■ Stated task ■
Tally up how many lines in the listing below contain the string "adalah", and give only the total.

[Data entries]
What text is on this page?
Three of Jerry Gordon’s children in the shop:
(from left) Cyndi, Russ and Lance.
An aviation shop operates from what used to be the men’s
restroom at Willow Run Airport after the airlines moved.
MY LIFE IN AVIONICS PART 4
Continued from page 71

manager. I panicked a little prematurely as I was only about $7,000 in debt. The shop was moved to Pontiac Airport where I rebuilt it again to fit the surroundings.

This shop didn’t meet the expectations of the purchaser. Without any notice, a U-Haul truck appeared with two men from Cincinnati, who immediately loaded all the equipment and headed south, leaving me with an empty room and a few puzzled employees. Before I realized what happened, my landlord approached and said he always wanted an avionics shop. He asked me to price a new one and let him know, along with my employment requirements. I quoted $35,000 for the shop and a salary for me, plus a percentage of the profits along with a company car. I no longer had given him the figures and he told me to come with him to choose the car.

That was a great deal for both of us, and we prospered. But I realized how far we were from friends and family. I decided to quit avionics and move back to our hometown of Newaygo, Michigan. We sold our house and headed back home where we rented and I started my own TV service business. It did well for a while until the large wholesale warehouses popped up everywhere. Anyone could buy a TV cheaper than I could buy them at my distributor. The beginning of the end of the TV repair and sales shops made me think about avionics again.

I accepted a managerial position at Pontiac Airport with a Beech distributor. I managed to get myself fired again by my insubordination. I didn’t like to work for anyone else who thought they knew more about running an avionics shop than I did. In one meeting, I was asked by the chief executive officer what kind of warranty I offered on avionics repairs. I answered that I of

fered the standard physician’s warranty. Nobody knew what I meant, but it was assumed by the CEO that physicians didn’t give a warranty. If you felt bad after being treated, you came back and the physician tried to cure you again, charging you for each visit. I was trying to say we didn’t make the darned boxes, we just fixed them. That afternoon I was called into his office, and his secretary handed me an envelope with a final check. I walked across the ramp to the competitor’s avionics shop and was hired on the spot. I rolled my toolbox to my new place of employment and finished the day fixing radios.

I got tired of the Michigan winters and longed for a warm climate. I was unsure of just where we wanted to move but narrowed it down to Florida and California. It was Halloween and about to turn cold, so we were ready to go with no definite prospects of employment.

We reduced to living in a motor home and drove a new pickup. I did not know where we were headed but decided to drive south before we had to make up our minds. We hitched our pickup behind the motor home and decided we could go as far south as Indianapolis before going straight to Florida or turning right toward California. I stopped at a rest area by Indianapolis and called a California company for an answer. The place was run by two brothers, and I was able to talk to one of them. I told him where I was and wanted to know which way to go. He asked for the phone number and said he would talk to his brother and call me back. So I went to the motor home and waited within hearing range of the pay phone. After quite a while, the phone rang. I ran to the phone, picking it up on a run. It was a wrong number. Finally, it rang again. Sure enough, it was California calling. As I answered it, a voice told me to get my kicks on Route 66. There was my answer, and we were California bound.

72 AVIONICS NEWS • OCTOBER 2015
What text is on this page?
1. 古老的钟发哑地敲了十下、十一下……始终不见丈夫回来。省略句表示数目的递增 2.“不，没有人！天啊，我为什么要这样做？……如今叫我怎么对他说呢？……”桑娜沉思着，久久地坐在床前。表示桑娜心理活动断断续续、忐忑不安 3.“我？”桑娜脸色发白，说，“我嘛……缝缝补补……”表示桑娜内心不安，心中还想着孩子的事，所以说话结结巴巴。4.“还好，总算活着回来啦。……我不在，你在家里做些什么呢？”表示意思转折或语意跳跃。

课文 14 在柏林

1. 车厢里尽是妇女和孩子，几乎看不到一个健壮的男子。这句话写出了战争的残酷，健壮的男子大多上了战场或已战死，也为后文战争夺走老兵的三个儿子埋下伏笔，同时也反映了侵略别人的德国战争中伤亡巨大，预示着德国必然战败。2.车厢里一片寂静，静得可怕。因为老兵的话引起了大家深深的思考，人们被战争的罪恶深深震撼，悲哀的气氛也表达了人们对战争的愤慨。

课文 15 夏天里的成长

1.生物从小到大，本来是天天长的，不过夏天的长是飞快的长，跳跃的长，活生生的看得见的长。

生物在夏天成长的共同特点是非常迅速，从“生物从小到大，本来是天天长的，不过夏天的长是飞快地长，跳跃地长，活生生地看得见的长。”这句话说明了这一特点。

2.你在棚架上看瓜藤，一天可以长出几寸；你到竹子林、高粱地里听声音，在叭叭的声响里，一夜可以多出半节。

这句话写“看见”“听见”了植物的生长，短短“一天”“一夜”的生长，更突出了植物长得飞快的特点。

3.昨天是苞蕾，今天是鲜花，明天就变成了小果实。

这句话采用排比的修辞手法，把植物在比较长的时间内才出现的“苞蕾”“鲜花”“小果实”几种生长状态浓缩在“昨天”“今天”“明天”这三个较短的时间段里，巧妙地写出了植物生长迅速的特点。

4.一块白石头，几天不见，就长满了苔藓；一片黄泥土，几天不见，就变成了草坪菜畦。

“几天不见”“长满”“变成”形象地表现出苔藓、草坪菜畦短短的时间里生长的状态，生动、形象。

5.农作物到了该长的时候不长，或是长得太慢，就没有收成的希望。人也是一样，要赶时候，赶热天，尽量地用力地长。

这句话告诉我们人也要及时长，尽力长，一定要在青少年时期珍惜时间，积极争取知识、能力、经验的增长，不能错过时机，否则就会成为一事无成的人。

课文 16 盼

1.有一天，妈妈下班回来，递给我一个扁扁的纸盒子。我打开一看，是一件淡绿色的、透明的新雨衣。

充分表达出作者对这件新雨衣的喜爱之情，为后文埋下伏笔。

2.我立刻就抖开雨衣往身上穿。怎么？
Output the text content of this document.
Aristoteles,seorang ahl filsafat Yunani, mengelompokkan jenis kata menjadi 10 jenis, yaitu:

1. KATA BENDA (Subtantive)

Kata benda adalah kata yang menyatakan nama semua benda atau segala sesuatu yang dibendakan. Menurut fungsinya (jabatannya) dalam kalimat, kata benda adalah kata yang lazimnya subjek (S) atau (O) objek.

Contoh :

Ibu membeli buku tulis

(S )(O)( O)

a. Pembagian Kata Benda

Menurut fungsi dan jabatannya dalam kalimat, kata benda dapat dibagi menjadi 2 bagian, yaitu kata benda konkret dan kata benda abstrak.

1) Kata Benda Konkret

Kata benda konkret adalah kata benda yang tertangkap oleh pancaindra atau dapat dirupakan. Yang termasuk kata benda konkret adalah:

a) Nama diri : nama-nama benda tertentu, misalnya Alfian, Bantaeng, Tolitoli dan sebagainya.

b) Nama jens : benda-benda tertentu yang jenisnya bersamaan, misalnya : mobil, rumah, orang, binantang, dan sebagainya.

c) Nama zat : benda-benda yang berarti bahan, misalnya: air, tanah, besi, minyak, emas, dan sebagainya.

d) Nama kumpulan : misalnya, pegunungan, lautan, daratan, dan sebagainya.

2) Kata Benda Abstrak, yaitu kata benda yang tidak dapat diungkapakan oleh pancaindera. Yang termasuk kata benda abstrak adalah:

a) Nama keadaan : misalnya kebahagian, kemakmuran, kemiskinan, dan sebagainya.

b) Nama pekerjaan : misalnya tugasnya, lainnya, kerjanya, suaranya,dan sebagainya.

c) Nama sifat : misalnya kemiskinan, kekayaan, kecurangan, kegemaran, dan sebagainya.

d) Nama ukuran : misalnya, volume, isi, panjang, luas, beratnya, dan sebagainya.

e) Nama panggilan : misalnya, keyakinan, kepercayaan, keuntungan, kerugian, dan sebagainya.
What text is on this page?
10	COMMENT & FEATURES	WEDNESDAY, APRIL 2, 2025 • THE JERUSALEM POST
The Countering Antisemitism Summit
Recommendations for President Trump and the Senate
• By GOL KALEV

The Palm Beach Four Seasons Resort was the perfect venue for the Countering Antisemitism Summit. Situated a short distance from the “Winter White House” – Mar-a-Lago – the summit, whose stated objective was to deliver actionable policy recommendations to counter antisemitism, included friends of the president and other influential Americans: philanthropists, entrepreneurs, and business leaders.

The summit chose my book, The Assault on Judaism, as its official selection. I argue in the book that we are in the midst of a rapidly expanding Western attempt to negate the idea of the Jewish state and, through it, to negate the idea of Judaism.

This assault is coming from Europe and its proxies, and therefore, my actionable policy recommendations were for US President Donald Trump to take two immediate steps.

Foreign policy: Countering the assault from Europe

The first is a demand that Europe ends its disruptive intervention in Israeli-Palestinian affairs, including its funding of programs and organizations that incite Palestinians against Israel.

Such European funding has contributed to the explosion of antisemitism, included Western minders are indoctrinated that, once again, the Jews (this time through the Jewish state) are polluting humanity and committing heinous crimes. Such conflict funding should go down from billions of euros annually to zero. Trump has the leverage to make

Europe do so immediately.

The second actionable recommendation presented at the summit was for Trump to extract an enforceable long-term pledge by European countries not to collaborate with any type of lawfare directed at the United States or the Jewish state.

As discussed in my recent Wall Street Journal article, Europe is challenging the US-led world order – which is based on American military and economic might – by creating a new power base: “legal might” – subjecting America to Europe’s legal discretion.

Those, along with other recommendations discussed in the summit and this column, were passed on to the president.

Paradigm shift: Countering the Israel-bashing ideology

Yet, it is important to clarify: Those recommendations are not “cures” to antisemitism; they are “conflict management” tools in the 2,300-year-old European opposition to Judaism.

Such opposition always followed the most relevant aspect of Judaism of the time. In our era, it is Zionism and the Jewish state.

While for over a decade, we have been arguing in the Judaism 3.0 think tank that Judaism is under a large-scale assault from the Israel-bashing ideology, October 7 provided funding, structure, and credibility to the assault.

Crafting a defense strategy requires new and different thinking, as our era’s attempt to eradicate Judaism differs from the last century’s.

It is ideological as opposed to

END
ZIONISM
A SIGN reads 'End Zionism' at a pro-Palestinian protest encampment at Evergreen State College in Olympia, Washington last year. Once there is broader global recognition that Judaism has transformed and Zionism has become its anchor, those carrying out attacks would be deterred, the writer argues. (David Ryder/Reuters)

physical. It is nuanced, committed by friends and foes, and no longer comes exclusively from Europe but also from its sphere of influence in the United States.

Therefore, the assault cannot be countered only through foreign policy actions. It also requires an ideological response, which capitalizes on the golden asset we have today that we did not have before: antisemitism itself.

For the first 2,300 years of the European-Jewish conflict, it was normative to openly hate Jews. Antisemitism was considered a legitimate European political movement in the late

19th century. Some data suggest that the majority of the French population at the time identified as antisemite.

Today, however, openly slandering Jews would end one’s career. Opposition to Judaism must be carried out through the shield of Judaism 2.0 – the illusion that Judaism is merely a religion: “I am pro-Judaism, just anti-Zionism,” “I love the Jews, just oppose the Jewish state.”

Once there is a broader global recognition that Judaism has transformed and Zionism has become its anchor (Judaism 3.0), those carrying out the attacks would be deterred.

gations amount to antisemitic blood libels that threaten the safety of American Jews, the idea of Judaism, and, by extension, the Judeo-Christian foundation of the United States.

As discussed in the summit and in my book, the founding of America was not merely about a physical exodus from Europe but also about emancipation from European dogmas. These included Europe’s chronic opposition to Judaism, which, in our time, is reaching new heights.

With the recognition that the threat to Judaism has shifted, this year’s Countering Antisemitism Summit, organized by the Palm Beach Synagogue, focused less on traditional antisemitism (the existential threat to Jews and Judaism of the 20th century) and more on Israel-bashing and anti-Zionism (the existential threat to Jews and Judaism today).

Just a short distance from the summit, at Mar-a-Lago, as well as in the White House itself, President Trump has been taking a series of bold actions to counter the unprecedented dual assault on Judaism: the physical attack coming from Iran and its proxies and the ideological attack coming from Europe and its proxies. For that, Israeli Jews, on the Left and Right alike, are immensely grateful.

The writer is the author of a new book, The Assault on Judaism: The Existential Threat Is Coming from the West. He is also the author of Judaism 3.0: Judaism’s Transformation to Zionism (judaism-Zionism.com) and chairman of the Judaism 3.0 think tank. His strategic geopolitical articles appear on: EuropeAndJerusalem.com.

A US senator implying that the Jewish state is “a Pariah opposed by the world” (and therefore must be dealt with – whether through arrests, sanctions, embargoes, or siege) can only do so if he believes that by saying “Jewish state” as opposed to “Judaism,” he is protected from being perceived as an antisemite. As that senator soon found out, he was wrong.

■ Completed task ■
3